Goal of the exercise: Return verbatim the lines of the records below, starting at the first line of the records and ending at the line that contains "x-tick-label: 3 <box>1078", with both of those lines included.

Extracted records:
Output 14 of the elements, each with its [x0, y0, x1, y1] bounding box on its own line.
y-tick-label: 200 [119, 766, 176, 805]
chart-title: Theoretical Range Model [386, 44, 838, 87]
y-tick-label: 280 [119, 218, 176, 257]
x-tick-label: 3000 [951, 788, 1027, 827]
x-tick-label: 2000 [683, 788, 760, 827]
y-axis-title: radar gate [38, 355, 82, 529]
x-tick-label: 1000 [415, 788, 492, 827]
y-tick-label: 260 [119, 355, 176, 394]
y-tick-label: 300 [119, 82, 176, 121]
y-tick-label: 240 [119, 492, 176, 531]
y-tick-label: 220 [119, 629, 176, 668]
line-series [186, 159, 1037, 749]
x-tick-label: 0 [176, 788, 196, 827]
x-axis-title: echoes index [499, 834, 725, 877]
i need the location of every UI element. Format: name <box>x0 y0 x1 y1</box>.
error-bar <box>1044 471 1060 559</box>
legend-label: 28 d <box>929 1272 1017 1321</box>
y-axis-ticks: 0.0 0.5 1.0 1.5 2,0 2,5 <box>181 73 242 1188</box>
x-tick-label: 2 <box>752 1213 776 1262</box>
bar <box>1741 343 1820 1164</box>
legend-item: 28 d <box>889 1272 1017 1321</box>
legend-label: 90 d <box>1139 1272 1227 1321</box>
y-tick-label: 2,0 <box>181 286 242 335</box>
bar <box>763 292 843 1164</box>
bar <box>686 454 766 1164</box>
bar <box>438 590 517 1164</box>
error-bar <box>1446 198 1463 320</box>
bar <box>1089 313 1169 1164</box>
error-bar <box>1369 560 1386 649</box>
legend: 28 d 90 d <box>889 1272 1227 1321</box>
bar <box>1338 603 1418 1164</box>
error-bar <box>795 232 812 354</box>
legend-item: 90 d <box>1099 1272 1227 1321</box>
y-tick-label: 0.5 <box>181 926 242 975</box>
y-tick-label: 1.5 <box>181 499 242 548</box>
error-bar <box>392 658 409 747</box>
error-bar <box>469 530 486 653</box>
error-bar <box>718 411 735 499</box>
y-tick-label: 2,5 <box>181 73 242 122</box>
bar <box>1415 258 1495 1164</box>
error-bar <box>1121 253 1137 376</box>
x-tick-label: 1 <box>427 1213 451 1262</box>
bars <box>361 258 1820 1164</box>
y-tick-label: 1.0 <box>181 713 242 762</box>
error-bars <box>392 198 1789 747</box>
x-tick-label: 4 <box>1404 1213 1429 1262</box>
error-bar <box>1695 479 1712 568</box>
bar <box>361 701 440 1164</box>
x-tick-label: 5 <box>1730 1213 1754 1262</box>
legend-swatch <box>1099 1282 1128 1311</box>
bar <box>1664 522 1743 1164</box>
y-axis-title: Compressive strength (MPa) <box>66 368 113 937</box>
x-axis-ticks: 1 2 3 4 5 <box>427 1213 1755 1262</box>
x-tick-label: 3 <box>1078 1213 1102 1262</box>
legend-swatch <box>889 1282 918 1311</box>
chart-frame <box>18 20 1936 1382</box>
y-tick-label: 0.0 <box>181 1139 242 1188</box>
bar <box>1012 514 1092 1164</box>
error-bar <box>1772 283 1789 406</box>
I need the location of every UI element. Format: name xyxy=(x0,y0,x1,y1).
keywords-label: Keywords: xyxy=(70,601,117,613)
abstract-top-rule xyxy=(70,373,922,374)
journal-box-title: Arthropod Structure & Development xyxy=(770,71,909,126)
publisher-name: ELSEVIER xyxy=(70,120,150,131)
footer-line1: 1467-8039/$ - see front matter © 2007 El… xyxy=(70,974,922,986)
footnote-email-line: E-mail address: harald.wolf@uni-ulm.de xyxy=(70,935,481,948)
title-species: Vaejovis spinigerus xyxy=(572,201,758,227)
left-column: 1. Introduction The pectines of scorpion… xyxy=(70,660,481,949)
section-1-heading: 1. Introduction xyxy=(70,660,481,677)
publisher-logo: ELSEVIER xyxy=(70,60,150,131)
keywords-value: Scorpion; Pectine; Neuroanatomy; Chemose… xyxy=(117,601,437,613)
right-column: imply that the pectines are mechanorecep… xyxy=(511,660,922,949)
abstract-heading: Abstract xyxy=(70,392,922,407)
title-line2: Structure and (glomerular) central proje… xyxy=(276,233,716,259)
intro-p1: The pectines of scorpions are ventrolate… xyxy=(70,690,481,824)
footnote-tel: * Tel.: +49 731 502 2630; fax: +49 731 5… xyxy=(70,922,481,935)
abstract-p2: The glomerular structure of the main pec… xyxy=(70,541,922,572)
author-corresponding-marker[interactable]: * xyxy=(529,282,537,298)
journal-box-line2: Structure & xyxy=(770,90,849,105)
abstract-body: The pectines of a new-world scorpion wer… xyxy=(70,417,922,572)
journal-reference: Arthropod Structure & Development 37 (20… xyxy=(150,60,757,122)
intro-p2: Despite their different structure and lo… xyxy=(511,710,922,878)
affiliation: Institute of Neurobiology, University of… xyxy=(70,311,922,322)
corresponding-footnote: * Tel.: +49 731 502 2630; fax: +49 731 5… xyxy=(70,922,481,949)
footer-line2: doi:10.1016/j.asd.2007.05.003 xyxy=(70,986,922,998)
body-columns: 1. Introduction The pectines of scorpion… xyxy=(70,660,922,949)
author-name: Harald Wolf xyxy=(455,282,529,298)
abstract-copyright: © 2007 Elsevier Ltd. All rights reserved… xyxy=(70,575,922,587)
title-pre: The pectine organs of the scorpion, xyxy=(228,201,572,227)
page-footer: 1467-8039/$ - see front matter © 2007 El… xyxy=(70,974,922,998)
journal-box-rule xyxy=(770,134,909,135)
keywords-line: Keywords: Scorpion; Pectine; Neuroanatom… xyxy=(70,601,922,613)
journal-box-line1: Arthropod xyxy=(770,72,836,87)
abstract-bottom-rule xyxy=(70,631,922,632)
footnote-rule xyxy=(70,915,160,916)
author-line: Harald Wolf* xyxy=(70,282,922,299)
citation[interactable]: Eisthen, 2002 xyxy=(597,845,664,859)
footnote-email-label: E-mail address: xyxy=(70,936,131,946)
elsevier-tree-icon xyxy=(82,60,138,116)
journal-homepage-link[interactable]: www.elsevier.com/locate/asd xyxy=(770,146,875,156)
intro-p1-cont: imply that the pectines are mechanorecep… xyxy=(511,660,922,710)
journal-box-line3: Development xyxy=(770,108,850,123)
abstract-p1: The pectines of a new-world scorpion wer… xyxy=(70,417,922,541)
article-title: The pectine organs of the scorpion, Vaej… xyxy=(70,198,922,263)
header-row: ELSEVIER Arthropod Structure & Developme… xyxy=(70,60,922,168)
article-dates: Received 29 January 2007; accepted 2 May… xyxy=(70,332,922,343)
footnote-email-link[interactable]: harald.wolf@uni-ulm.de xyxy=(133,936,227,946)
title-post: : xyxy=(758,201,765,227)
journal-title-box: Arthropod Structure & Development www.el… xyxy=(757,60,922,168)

Task answer:
Output 14 of the elements, each with its [x0, y0, x1, y1] bounding box on its own line.
y-tick-label: 200 [119, 766, 176, 805]
chart-title: Theoretical Range Model [386, 44, 838, 87]
y-tick-label: 280 [119, 218, 176, 257]
x-tick-label: 3000 [951, 788, 1027, 827]
x-tick-label: 2000 [683, 788, 760, 827]
y-axis-title: radar gate [38, 355, 82, 529]
x-tick-label: 1000 [415, 788, 492, 827]
y-tick-label: 260 [119, 355, 176, 394]
y-tick-label: 300 [119, 82, 176, 121]
y-tick-label: 240 [119, 492, 176, 531]
y-tick-label: 220 [119, 629, 176, 668]
line-series [186, 159, 1037, 749]
x-tick-label: 0 [176, 788, 196, 827]
x-axis-title: echoes index [499, 834, 725, 877]
i need the location of every UI element. Format: name <box>x0 y0 x1 y1</box>.
error-bar <box>1044 471 1060 559</box>
legend-label: 28 d <box>929 1272 1017 1321</box>
y-axis-ticks: 0.0 0.5 1.0 1.5 2,0 2,5 <box>181 73 242 1188</box>
x-tick-label: 2 <box>752 1213 776 1262</box>
bar <box>1741 343 1820 1164</box>
legend-item: 28 d <box>889 1272 1017 1321</box>
legend-label: 90 d <box>1139 1272 1227 1321</box>
y-tick-label: 2,0 <box>181 286 242 335</box>
bar <box>763 292 843 1164</box>
bar <box>686 454 766 1164</box>
bar <box>438 590 517 1164</box>
error-bar <box>1446 198 1463 320</box>
bar <box>1089 313 1169 1164</box>
error-bar <box>1369 560 1386 649</box>
legend: 28 d 90 d <box>889 1272 1227 1321</box>
bar <box>1338 603 1418 1164</box>
error-bar <box>795 232 812 354</box>
legend-item: 90 d <box>1099 1272 1227 1321</box>
y-tick-label: 0.5 <box>181 926 242 975</box>
y-tick-label: 1.5 <box>181 499 242 548</box>
error-bar <box>392 658 409 747</box>
error-bar <box>469 530 486 653</box>
error-bar <box>718 411 735 499</box>
y-tick-label: 2,5 <box>181 73 242 122</box>
bar <box>1415 258 1495 1164</box>
error-bar <box>1121 253 1137 376</box>
x-tick-label: 1 <box>427 1213 451 1262</box>
bars <box>361 258 1820 1164</box>
y-tick-label: 1.0 <box>181 713 242 762</box>
error-bars <box>392 198 1789 747</box>
x-tick-label: 4 <box>1404 1213 1429 1262</box>
error-bar <box>1695 479 1712 568</box>
bar <box>361 701 440 1164</box>
x-tick-label: 5 <box>1730 1213 1754 1262</box>
legend-swatch <box>1099 1282 1128 1311</box>
bar <box>1664 522 1743 1164</box>
y-axis-title: Compressive strength (MPa) <box>66 368 113 937</box>
x-axis-ticks: 1 2 3 4 5 <box>427 1213 1755 1262</box>
x-tick-label: 3 <box>1078 1213 1102 1262</box>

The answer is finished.